▸ **Requirements**: All entries are to be given again verbatim.
** START Provided records **
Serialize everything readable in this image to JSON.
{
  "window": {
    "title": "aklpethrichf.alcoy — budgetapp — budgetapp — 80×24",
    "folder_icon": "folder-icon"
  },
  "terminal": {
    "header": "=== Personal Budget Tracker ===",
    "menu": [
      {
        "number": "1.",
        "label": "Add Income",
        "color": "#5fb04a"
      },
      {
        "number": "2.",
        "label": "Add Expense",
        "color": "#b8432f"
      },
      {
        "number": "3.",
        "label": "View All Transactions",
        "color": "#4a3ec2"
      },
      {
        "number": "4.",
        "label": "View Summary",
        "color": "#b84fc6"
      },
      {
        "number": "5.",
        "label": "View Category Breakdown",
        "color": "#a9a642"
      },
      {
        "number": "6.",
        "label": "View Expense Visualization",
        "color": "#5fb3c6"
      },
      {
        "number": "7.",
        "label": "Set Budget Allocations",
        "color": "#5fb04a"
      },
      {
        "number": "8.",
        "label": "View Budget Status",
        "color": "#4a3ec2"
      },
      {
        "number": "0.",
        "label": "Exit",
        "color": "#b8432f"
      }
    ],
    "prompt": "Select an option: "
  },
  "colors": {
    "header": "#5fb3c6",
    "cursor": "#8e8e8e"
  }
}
** END Provided records **
▸ **Problem solution**:
Serialize everything readable in this image to JSON.
{
  "window": {
    "title": "aklpethrichf.alcoy — budgetapp — budgetapp — 80×24",
    "folder_icon": "folder-icon"
  },
  "terminal": {
    "header": "=== Personal Budget Tracker ===",
    "menu": [
      {
        "number": "1.",
        "label": "Add Income",
        "color": "#5fb04a"
      },
      {
        "number": "2.",
        "label": "Add Expense",
        "color": "#b8432f"
      },
      {
        "number": "3.",
        "label": "View All Transactions",
        "color": "#4a3ec2"
      },
      {
        "number": "4.",
        "label": "View Summary",
        "color": "#b84fc6"
      },
      {
        "number": "5.",
        "label": "View Category Breakdown",
        "color": "#a9a642"
      },
      {
        "number": "6.",
        "label": "View Expense Visualization",
        "color": "#5fb3c6"
      },
      {
        "number": "7.",
        "label": "Set Budget Allocations",
        "color": "#5fb04a"
      },
      {
        "number": "8.",
        "label": "View Budget Status",
        "color": "#4a3ec2"
      },
      {
        "number": "0.",
        "label": "Exit",
        "color": "#b8432f"
      }
    ],
    "prompt": "Select an option: "
  },
  "colors": {
    "header": "#5fb3c6",
    "cursor": "#8e8e8e"
  }
}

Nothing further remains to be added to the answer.